◆ Provided records:
§
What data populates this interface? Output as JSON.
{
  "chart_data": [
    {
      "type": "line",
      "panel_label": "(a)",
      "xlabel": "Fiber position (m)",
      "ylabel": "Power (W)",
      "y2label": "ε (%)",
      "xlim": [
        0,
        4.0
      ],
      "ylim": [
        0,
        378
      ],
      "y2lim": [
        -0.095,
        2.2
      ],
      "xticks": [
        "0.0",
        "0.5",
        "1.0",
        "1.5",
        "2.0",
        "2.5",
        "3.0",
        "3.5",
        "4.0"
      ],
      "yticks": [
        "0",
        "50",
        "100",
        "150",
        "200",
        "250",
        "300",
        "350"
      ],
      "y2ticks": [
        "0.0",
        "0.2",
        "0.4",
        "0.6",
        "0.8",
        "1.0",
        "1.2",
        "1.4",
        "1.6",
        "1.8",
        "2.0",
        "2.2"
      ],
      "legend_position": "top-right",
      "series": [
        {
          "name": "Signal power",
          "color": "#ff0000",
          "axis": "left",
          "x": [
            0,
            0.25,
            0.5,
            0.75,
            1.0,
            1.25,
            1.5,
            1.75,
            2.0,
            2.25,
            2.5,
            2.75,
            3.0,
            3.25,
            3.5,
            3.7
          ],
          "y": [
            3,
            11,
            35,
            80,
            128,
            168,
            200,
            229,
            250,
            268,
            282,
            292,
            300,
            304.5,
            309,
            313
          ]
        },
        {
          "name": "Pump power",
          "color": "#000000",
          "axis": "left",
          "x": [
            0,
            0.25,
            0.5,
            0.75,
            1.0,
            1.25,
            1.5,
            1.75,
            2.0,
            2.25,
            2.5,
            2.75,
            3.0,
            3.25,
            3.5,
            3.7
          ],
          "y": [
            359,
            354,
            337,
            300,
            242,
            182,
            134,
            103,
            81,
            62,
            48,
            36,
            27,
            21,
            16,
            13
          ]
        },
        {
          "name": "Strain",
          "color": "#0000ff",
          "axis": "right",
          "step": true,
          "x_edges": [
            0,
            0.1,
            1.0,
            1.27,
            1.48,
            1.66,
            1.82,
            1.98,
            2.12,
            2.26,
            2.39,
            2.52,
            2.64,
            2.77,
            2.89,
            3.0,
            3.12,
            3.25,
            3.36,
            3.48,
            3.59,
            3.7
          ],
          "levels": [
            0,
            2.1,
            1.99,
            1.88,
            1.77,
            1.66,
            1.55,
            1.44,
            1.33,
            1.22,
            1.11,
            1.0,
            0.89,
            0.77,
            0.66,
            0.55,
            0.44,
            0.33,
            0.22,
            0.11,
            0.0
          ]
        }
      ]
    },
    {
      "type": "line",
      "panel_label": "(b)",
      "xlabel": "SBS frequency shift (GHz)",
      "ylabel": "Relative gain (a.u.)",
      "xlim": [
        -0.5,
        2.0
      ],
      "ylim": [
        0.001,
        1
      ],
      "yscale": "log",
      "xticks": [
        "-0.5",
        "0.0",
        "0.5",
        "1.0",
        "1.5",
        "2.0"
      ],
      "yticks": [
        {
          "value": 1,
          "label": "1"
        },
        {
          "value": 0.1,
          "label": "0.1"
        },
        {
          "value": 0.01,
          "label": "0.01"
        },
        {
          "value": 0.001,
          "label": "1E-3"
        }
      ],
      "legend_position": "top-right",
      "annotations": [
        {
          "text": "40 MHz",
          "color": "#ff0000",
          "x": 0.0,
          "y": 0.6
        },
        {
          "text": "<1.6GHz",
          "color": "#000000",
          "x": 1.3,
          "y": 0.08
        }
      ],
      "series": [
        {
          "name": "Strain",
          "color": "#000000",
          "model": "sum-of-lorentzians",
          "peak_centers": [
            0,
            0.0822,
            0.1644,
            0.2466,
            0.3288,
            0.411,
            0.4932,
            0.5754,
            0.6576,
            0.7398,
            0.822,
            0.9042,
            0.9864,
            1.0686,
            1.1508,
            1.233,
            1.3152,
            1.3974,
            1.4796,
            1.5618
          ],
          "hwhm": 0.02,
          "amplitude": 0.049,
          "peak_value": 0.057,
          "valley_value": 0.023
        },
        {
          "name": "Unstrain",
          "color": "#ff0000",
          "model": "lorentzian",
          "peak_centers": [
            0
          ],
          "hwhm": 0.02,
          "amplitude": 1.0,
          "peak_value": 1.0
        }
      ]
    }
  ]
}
§
◆ Task objective: Each entry above needs to be retyped exactly.

◆ Complete answer:
What data populates this interface? Output as JSON.
{
  "chart_data": [
    {
      "type": "line",
      "panel_label": "(a)",
      "xlabel": "Fiber position (m)",
      "ylabel": "Power (W)",
      "y2label": "ε (%)",
      "xlim": [
        0,
        4.0
      ],
      "ylim": [
        0,
        378
      ],
      "y2lim": [
        -0.095,
        2.2
      ],
      "xticks": [
        "0.0",
        "0.5",
        "1.0",
        "1.5",
        "2.0",
        "2.5",
        "3.0",
        "3.5",
        "4.0"
      ],
      "yticks": [
        "0",
        "50",
        "100",
        "150",
        "200",
        "250",
        "300",
        "350"
      ],
      "y2ticks": [
        "0.0",
        "0.2",
        "0.4",
        "0.6",
        "0.8",
        "1.0",
        "1.2",
        "1.4",
        "1.6",
        "1.8",
        "2.0",
        "2.2"
      ],
      "legend_position": "top-right",
      "series": [
        {
          "name": "Signal power",
          "color": "#ff0000",
          "axis": "left",
          "x": [
            0,
            0.25,
            0.5,
            0.75,
            1.0,
            1.25,
            1.5,
            1.75,
            2.0,
            2.25,
            2.5,
            2.75,
            3.0,
            3.25,
            3.5,
            3.7
          ],
          "y": [
            3,
            11,
            35,
            80,
            128,
            168,
            200,
            229,
            250,
            268,
            282,
            292,
            300,
            304.5,
            309,
            313
          ]
        },
        {
          "name": "Pump power",
          "color": "#000000",
          "axis": "left",
          "x": [
            0,
            0.25,
            0.5,
            0.75,
            1.0,
            1.25,
            1.5,
            1.75,
            2.0,
            2.25,
            2.5,
            2.75,
            3.0,
            3.25,
            3.5,
            3.7
          ],
          "y": [
            359,
            354,
            337,
            300,
            242,
            182,
            134,
            103,
            81,
            62,
            48,
            36,
            27,
            21,
            16,
            13
          ]
        },
        {
          "name": "Strain",
          "color": "#0000ff",
          "axis": "right",
          "step": true,
          "x_edges": [
            0,
            0.1,
            1.0,
            1.27,
            1.48,
            1.66,
            1.82,
            1.98,
            2.12,
            2.26,
            2.39,
            2.52,
            2.64,
            2.77,
            2.89,
            3.0,
            3.12,
            3.25,
            3.36,
            3.48,
            3.59,
            3.7
          ],
          "levels": [
            0,
            2.1,
            1.99,
            1.88,
            1.77,
            1.66,
            1.55,
            1.44,
            1.33,
            1.22,
            1.11,
            1.0,
            0.89,
            0.77,
            0.66,
            0.55,
            0.44,
            0.33,
            0.22,
            0.11,
            0.0
          ]
        }
      ]
    },
    {
      "type": "line",
      "panel_label": "(b)",
      "xlabel": "SBS frequency shift (GHz)",
      "ylabel": "Relative gain (a.u.)",
      "xlim": [
        -0.5,
        2.0
      ],
      "ylim": [
        0.001,
        1
      ],
      "yscale": "log",
      "xticks": [
        "-0.5",
        "0.0",
        "0.5",
        "1.0",
        "1.5",
        "2.0"
      ],
      "yticks": [
        {
          "value": 1,
          "label": "1"
        },
        {
          "value": 0.1,
          "label": "0.1"
        },
        {
          "value": 0.01,
          "label": "0.01"
        },
        {
          "value": 0.001,
          "label": "1E-3"
        }
      ],
      "legend_position": "top-right",
      "annotations": [
        {
          "text": "40 MHz",
          "color": "#ff0000",
          "x": 0.0,
          "y": 0.6
        },
        {
          "text": "<1.6GHz",
          "color": "#000000",
          "x": 1.3,
          "y": 0.08
        }
      ],
      "series": [
        {
          "name": "Strain",
          "color": "#000000",
          "model": "sum-of-lorentzians",
          "peak_centers": [
            0,
            0.0822,
            0.1644,
            0.2466,
            0.3288,
            0.411,
            0.4932,
            0.5754,
            0.6576,
            0.7398,
            0.822,
            0.9042,
            0.9864,
            1.0686,
            1.1508,
            1.233,
            1.3152,
            1.3974,
            1.4796,
            1.5618
          ],
          "hwhm": 0.02,
          "amplitude": 0.049,
          "peak_value": 0.057,
          "valley_value": 0.023
        },
        {
          "name": "Unstrain",
          "color": "#ff0000",
          "model": "lorentzian",
          "peak_centers": [
            0
          ],
          "hwhm": 0.02,
          "amplitude": 1.0,
          "peak_value": 1.0
        }
      ]
    }
  ]
}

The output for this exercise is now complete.